▶ [Task goal] In the listing that follows, count the lines holding the word "kind" and report only that number.

▶ [Data excerpts]
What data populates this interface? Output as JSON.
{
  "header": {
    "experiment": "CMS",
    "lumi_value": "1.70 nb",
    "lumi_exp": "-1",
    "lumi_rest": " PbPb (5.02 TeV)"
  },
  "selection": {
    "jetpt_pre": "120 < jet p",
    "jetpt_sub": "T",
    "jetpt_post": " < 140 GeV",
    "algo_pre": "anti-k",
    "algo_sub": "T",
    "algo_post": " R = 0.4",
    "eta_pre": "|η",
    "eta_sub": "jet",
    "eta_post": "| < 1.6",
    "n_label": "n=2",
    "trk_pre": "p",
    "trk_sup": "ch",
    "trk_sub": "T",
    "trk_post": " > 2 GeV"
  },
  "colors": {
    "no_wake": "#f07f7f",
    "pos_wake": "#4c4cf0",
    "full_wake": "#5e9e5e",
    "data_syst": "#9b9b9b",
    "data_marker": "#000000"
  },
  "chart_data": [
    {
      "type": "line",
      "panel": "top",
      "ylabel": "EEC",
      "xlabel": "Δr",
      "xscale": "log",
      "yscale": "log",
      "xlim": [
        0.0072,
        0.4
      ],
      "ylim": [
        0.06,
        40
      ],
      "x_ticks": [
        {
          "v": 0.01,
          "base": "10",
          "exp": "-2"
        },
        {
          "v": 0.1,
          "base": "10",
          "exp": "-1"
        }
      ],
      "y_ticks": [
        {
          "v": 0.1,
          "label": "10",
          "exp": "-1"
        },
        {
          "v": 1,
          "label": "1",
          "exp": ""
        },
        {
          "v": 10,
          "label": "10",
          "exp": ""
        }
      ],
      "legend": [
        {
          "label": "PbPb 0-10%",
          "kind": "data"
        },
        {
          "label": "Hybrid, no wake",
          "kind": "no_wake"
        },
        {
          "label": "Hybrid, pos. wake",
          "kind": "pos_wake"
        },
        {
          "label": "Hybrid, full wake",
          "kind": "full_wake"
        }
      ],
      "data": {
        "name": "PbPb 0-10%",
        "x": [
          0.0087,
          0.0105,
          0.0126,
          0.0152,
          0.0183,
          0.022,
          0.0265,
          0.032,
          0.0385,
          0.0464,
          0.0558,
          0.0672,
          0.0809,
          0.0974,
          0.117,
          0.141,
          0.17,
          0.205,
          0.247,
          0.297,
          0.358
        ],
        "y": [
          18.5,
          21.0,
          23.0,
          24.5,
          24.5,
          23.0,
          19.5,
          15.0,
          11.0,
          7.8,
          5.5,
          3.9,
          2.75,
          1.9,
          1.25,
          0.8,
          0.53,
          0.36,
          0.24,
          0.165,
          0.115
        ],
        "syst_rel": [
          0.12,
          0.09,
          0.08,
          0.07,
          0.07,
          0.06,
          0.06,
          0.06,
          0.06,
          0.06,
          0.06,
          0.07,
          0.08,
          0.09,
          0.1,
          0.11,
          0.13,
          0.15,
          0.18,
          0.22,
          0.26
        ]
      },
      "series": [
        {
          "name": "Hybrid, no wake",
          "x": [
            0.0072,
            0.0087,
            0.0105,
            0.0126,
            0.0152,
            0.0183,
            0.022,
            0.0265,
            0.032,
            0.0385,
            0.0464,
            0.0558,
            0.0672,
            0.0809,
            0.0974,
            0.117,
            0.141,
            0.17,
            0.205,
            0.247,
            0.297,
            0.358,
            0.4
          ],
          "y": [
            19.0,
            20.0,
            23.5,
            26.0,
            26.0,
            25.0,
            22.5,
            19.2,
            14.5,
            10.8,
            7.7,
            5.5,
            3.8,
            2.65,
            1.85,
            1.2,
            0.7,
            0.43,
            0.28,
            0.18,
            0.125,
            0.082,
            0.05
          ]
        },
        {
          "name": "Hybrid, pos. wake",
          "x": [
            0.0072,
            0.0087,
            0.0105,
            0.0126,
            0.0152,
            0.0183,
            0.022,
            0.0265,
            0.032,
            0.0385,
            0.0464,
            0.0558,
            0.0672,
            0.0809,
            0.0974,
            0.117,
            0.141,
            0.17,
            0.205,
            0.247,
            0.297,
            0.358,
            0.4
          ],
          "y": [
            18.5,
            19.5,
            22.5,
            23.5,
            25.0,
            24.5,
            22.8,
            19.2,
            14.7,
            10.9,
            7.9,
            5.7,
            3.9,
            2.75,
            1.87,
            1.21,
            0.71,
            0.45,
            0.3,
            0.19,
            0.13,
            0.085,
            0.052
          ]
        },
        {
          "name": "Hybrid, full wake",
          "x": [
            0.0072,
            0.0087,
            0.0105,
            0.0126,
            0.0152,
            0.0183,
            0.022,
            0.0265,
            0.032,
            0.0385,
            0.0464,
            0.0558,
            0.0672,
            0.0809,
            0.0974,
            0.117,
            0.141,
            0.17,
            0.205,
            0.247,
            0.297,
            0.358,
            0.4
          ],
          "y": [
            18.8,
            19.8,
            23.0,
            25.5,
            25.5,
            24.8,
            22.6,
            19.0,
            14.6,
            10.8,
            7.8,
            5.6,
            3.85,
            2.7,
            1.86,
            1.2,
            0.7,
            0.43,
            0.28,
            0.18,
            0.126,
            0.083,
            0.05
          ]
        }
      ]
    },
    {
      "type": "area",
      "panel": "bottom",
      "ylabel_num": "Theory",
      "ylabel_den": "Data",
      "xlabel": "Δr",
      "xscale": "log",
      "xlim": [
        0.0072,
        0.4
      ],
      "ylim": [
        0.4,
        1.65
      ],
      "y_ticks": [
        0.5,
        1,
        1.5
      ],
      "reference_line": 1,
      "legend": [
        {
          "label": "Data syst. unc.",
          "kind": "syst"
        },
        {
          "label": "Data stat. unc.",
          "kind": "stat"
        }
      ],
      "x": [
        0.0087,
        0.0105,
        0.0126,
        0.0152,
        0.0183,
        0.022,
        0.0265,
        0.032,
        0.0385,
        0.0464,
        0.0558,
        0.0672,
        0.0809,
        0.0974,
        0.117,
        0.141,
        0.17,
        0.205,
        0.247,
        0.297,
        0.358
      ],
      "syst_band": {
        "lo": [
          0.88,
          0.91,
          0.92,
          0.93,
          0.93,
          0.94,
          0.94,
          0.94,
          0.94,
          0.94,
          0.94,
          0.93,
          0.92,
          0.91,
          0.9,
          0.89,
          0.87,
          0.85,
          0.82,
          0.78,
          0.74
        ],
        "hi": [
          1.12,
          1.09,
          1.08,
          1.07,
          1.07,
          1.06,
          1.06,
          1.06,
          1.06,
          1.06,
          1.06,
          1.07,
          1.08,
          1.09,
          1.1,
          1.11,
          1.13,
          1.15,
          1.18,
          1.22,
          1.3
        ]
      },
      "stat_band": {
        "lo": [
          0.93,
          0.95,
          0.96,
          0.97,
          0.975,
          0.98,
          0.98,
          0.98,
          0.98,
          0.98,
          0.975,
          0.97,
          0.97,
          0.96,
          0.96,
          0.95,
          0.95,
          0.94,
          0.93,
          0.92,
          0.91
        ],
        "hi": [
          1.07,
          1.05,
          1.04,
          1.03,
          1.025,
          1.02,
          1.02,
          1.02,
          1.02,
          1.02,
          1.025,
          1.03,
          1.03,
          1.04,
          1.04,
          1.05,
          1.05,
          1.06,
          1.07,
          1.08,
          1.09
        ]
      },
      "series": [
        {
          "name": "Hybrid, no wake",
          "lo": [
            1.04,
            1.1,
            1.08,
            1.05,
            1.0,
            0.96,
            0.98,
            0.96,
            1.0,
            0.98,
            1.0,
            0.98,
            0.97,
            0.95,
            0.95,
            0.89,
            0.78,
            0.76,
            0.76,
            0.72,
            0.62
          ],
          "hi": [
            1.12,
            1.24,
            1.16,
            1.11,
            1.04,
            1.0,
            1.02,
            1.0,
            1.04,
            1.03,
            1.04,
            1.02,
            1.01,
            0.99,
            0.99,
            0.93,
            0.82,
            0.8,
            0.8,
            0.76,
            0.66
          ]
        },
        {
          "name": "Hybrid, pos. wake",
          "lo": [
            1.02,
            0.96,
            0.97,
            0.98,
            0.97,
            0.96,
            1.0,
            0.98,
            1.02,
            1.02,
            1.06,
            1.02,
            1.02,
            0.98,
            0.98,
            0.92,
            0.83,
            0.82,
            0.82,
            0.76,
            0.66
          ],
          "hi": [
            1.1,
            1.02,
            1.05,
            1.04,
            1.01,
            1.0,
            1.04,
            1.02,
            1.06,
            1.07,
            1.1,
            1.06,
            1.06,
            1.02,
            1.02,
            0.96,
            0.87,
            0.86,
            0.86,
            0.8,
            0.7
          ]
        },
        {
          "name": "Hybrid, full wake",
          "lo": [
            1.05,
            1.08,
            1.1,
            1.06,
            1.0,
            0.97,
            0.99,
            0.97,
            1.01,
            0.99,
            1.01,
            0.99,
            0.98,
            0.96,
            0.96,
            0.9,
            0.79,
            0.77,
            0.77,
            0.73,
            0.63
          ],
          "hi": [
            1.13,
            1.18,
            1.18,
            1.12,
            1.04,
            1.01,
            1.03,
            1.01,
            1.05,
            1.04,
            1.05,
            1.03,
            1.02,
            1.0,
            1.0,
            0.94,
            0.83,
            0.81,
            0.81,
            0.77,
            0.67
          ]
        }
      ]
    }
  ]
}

▶ [Written solution] 6